[start of Data entries]

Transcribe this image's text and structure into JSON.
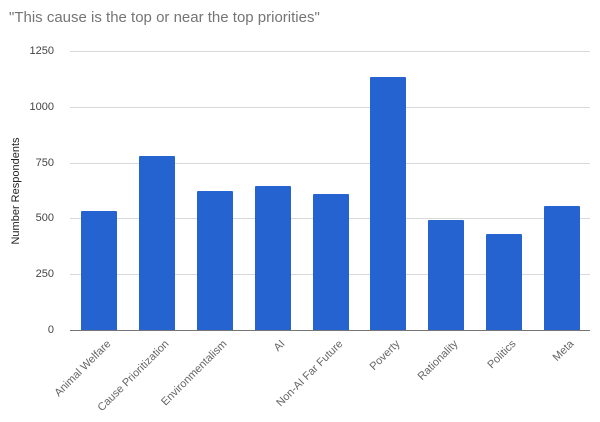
{
  "chart_data": {
    "type": "bar",
    "title": "\"This cause is the top or near the top priorities\"",
    "xlabel": "",
    "ylabel": "Number Respondents",
    "ylim": [
      0,
      1250
    ],
    "yticks": [
      0,
      250,
      500,
      750,
      1000,
      1250
    ],
    "grid": true,
    "legend": "none",
    "color": "#2563d1",
    "categories": [
      "Animal Welfare",
      "Cause Prioritization",
      "Environmentalism",
      "AI",
      "Non-AI Far Future",
      "Poverty",
      "Rationality",
      "Politics",
      "Meta"
    ],
    "values": [
      531,
      778,
      622,
      644,
      610,
      1134,
      495,
      430,
      556
    ]
  },
  "labels": {
    "title": "\"This cause is the top or near the top priorities\"",
    "ylabel": "Number Respondents",
    "yticks": [
      "0",
      "250",
      "500",
      "750",
      "1000",
      "1250"
    ],
    "x": [
      "Animal Welfare",
      "Cause Prioritization",
      "Environmentalism",
      "AI",
      "Non-AI Far Future",
      "Poverty",
      "Rationality",
      "Politics",
      "Meta"
    ]
  }
}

[end of Data entries]

Instructions to follow:
Word for word, quote the lines above. Omit the pictures.

Exercise response:
Transcribe this image's text and structure into JSON.
{
  "chart_data": {
    "type": "bar",
    "title": "\"This cause is the top or near the top priorities\"",
    "xlabel": "",
    "ylabel": "Number Respondents",
    "ylim": [
      0,
      1250
    ],
    "yticks": [
      0,
      250,
      500,
      750,
      1000,
      1250
    ],
    "grid": true,
    "legend": "none",
    "color": "#2563d1",
    "categories": [
      "Animal Welfare",
      "Cause Prioritization",
      "Environmentalism",
      "AI",
      "Non-AI Far Future",
      "Poverty",
      "Rationality",
      "Politics",
      "Meta"
    ],
    "values": [
      531,
      778,
      622,
      644,
      610,
      1134,
      495,
      430,
      556
    ]
  },
  "labels": {
    "title": "\"This cause is the top or near the top priorities\"",
    "ylabel": "Number Respondents",
    "yticks": [
      "0",
      "250",
      "500",
      "750",
      "1000",
      "1250"
    ],
    "x": [
      "Animal Welfare",
      "Cause Prioritization",
      "Environmentalism",
      "AI",
      "Non-AI Far Future",
      "Poverty",
      "Rationality",
      "Politics",
      "Meta"
    ]
  }
}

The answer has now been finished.